Job:
Transcribe the records that follow, preserving every word.

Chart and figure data
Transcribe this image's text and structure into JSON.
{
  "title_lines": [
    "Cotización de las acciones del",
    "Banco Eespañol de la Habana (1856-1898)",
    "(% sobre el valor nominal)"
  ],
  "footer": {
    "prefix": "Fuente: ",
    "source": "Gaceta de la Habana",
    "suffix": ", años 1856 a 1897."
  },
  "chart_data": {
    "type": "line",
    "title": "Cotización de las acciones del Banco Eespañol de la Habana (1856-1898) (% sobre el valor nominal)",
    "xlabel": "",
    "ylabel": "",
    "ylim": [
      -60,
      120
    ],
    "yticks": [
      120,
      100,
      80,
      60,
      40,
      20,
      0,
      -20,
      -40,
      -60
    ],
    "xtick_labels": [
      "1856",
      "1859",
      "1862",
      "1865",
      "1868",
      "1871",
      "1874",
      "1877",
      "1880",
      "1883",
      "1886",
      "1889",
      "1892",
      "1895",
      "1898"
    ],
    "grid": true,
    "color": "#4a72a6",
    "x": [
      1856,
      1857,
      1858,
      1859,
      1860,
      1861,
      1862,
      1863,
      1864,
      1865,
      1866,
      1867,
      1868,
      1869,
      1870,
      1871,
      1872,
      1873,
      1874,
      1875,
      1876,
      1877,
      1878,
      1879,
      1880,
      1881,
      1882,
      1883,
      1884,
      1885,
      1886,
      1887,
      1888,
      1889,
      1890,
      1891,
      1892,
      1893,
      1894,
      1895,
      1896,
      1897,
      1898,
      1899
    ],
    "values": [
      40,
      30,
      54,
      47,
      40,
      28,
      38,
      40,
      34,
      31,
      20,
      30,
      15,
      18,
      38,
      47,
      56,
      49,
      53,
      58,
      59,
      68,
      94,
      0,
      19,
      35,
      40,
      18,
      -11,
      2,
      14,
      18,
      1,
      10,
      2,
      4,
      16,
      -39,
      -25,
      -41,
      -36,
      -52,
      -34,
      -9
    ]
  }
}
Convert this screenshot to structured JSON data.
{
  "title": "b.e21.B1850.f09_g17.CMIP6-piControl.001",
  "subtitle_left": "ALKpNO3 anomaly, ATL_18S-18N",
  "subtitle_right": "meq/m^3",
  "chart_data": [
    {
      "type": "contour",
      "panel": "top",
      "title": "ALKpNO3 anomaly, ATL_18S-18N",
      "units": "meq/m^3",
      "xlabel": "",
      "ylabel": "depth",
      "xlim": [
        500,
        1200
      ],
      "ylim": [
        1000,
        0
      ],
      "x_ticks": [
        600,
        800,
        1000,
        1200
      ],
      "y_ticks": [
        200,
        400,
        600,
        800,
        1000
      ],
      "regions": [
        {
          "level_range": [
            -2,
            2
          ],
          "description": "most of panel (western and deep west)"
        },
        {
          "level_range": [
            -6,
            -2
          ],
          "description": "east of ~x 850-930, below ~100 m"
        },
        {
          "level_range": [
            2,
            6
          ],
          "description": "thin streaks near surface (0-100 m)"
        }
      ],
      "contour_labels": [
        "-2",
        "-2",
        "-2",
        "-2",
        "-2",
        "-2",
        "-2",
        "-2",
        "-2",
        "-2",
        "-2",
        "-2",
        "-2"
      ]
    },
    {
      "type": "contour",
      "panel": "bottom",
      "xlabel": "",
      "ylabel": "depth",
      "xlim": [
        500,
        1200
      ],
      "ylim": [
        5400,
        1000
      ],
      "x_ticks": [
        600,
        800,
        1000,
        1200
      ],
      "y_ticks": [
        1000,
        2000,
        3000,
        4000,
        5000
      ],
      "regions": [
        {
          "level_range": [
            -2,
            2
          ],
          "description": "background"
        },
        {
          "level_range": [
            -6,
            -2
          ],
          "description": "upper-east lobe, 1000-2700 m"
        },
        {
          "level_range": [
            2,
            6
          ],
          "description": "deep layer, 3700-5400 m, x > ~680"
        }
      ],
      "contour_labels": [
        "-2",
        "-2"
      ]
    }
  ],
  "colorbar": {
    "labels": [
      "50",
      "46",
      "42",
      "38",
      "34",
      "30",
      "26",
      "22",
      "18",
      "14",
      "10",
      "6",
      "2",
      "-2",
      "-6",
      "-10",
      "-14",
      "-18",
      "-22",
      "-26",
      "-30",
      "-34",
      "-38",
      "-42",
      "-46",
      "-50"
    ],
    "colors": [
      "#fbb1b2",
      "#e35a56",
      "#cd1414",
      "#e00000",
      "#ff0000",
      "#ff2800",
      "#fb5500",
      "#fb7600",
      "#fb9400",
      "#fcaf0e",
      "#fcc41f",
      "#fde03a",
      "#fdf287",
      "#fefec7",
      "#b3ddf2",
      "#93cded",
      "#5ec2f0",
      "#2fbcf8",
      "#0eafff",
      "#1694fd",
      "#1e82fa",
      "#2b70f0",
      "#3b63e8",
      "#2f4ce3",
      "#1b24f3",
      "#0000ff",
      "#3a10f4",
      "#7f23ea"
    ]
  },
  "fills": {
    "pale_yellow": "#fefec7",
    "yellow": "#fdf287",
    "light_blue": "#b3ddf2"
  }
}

Written answer:
Transcribe this image's text and structure into JSON.
{
  "title_lines": [
    "Cotización de las acciones del",
    "Banco Eespañol de la Habana (1856-1898)",
    "(% sobre el valor nominal)"
  ],
  "footer": {
    "prefix": "Fuente: ",
    "source": "Gaceta de la Habana",
    "suffix": ", años 1856 a 1897."
  },
  "chart_data": {
    "type": "line",
    "title": "Cotización de las acciones del Banco Eespañol de la Habana (1856-1898) (% sobre el valor nominal)",
    "xlabel": "",
    "ylabel": "",
    "ylim": [
      -60,
      120
    ],
    "yticks": [
      120,
      100,
      80,
      60,
      40,
      20,
      0,
      -20,
      -40,
      -60
    ],
    "xtick_labels": [
      "1856",
      "1859",
      "1862",
      "1865",
      "1868",
      "1871",
      "1874",
      "1877",
      "1880",
      "1883",
      "1886",
      "1889",
      "1892",
      "1895",
      "1898"
    ],
    "grid": true,
    "color": "#4a72a6",
    "x": [
      1856,
      1857,
      1858,
      1859,
      1860,
      1861,
      1862,
      1863,
      1864,
      1865,
      1866,
      1867,
      1868,
      1869,
      1870,
      1871,
      1872,
      1873,
      1874,
      1875,
      1876,
      1877,
      1878,
      1879,
      1880,
      1881,
      1882,
      1883,
      1884,
      1885,
      1886,
      1887,
      1888,
      1889,
      1890,
      1891,
      1892,
      1893,
      1894,
      1895,
      1896,
      1897,
      1898,
      1899
    ],
    "values": [
      40,
      30,
      54,
      47,
      40,
      28,
      38,
      40,
      34,
      31,
      20,
      30,
      15,
      18,
      38,
      47,
      56,
      49,
      53,
      58,
      59,
      68,
      94,
      0,
      19,
      35,
      40,
      18,
      -11,
      2,
      14,
      18,
      1,
      10,
      2,
      4,
      16,
      -39,
      -25,
      -41,
      -36,
      -52,
      -34,
      -9
    ]
  }
}
Convert this screenshot to structured JSON data.
{
  "title": "b.e21.B1850.f09_g17.CMIP6-piControl.001",
  "subtitle_left": "ALKpNO3 anomaly, ATL_18S-18N",
  "subtitle_right": "meq/m^3",
  "chart_data": [
    {
      "type": "contour",
      "panel": "top",
      "title": "ALKpNO3 anomaly, ATL_18S-18N",
      "units": "meq/m^3",
      "xlabel": "",
      "ylabel": "depth",
      "xlim": [
        500,
        1200
      ],
      "ylim": [
        1000,
        0
      ],
      "x_ticks": [
        600,
        800,
        1000,
        1200
      ],
      "y_ticks": [
        200,
        400,
        600,
        800,
        1000
      ],
      "regions": [
        {
          "level_range": [
            -2,
            2
          ],
          "description": "most of panel (western and deep west)"
        },
        {
          "level_range": [
            -6,
            -2
          ],
          "description": "east of ~x 850-930, below ~100 m"
        },
        {
          "level_range": [
            2,
            6
          ],
          "description": "thin streaks near surface (0-100 m)"
        }
      ],
      "contour_labels": [
        "-2",
        "-2",
        "-2",
        "-2",
        "-2",
        "-2",
        "-2",
        "-2",
        "-2",
        "-2",
        "-2",
        "-2",
        "-2"
      ]
    },
    {
      "type": "contour",
      "panel": "bottom",
      "xlabel": "",
      "ylabel": "depth",
      "xlim": [
        500,
        1200
      ],
      "ylim": [
        5400,
        1000
      ],
      "x_ticks": [
        600,
        800,
        1000,
        1200
      ],
      "y_ticks": [
        1000,
        2000,
        3000,
        4000,
        5000
      ],
      "regions": [
        {
          "level_range": [
            -2,
            2
          ],
          "description": "background"
        },
        {
          "level_range": [
            -6,
            -2
          ],
          "description": "upper-east lobe, 1000-2700 m"
        },
        {
          "level_range": [
            2,
            6
          ],
          "description": "deep layer, 3700-5400 m, x > ~680"
        }
      ],
      "contour_labels": [
        "-2",
        "-2"
      ]
    }
  ],
  "colorbar": {
    "labels": [
      "50",
      "46",
      "42",
      "38",
      "34",
      "30",
      "26",
      "22",
      "18",
      "14",
      "10",
      "6",
      "2",
      "-2",
      "-6",
      "-10",
      "-14",
      "-18",
      "-22",
      "-26",
      "-30",
      "-34",
      "-38",
      "-42",
      "-46",
      "-50"
    ],
    "colors": [
      "#fbb1b2",
      "#e35a56",
      "#cd1414",
      "#e00000",
      "#ff0000",
      "#ff2800",
      "#fb5500",
      "#fb7600",
      "#fb9400",
      "#fcaf0e",
      "#fcc41f",
      "#fde03a",
      "#fdf287",
      "#fefec7",
      "#b3ddf2",
      "#93cded",
      "#5ec2f0",
      "#2fbcf8",
      "#0eafff",
      "#1694fd",
      "#1e82fa",
      "#2b70f0",
      "#3b63e8",
      "#2f4ce3",
      "#1b24f3",
      "#0000ff",
      "#3a10f4",
      "#7f23ea"
    ]
  },
  "fills": {
    "pale_yellow": "#fefec7",
    "yellow": "#fdf287",
    "light_blue": "#b3ddf2"
  }
}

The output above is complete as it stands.